## START Records supplied

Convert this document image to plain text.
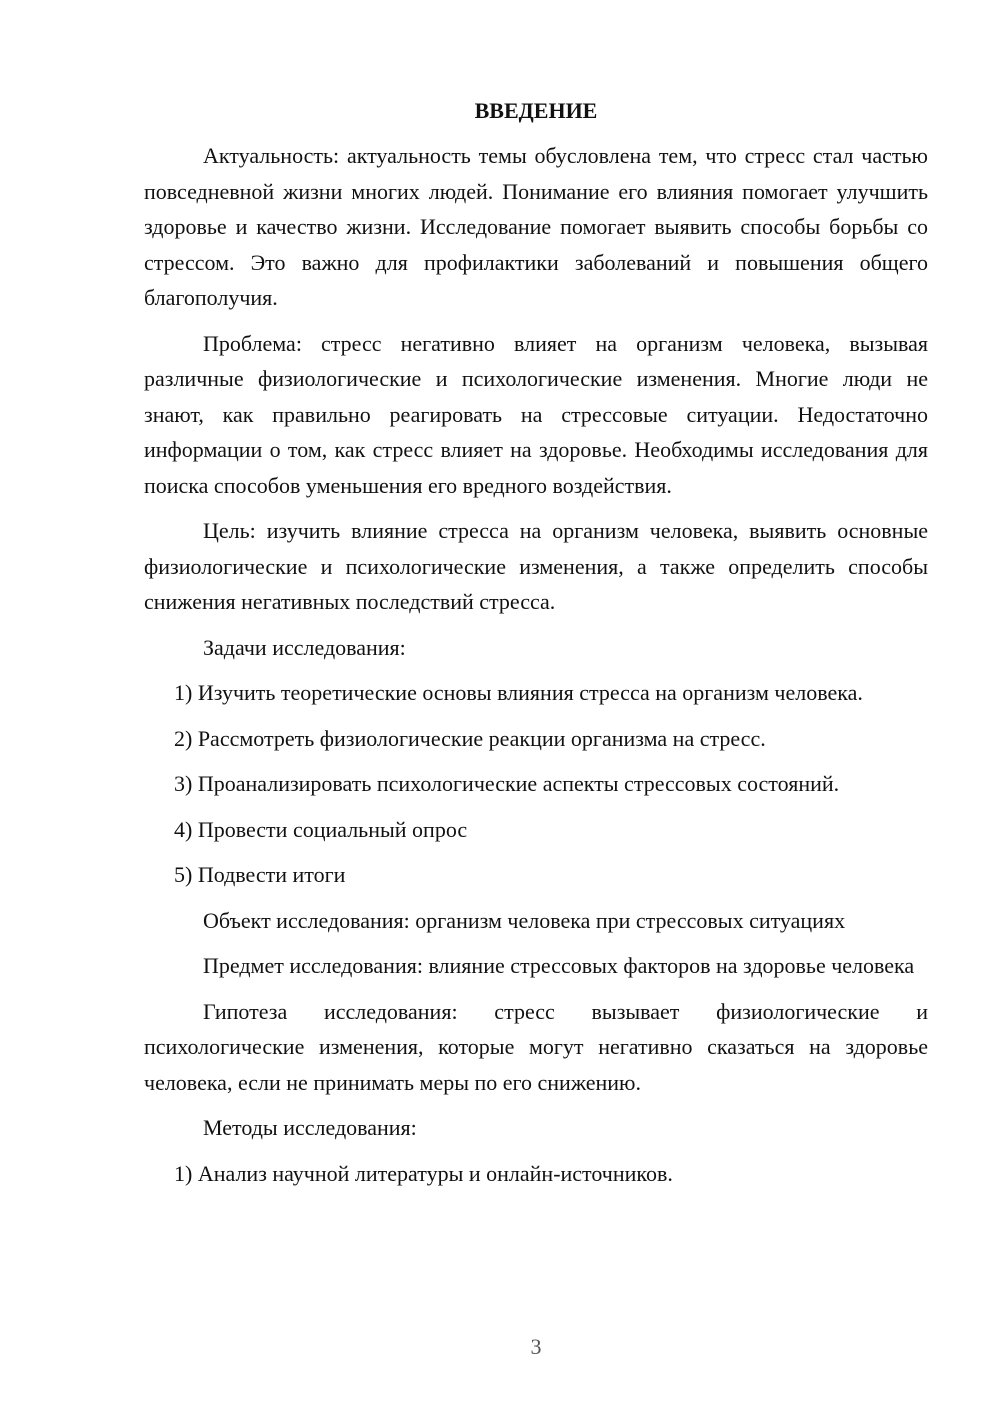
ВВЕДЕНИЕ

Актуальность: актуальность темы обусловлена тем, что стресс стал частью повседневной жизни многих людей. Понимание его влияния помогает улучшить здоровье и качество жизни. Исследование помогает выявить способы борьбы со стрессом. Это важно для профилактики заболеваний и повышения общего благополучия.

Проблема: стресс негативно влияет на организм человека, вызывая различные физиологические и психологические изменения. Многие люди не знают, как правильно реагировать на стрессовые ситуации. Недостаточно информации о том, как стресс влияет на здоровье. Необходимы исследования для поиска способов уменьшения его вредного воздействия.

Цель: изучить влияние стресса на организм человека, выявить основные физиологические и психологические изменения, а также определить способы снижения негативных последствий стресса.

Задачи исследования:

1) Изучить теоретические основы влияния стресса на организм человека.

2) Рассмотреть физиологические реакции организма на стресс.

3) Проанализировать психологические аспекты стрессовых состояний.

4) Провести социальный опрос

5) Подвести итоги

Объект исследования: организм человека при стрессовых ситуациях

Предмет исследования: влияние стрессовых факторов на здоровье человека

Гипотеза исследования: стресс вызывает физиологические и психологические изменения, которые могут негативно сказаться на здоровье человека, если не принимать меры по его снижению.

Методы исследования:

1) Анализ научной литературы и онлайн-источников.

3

## END Records supplied
## START Records supplied

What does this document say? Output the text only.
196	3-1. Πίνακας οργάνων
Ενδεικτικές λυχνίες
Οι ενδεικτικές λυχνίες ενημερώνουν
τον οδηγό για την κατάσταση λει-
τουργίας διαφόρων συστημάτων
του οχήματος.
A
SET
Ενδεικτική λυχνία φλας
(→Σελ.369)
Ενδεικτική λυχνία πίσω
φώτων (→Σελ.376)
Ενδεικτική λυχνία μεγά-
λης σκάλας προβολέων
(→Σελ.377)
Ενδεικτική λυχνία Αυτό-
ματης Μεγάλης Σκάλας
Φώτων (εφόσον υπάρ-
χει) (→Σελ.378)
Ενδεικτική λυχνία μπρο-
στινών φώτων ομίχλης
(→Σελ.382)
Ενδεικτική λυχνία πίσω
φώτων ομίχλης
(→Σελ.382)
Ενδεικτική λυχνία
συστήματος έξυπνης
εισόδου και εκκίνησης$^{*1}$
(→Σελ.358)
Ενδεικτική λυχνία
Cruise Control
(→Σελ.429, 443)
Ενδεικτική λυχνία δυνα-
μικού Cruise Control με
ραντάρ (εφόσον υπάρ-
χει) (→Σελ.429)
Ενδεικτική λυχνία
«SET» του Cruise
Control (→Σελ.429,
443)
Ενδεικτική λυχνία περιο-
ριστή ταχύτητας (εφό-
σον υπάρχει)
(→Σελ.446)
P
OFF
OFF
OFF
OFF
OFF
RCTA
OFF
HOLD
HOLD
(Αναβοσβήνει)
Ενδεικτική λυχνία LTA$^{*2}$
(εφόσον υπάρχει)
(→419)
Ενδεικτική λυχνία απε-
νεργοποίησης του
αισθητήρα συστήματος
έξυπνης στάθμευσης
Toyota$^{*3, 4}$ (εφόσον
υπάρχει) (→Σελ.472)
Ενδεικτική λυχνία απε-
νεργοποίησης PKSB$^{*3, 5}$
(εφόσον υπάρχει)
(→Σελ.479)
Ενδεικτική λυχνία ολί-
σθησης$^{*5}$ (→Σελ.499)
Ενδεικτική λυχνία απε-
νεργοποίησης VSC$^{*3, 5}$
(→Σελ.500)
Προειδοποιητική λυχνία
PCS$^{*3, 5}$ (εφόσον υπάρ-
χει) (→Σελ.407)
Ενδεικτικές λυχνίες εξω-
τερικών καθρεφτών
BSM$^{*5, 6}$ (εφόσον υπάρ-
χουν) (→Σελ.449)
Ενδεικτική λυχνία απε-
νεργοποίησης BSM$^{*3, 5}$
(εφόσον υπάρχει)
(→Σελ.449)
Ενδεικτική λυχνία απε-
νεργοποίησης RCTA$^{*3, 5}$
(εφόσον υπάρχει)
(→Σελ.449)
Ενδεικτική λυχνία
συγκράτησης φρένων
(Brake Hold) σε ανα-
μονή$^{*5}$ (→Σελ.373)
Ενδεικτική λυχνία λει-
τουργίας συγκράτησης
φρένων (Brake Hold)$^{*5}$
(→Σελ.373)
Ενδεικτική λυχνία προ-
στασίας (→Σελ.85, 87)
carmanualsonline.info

## END Records supplied

(Requirement):
Report the number of lines that include the string "document"; return nothing but the count.

(Exercise solution):
2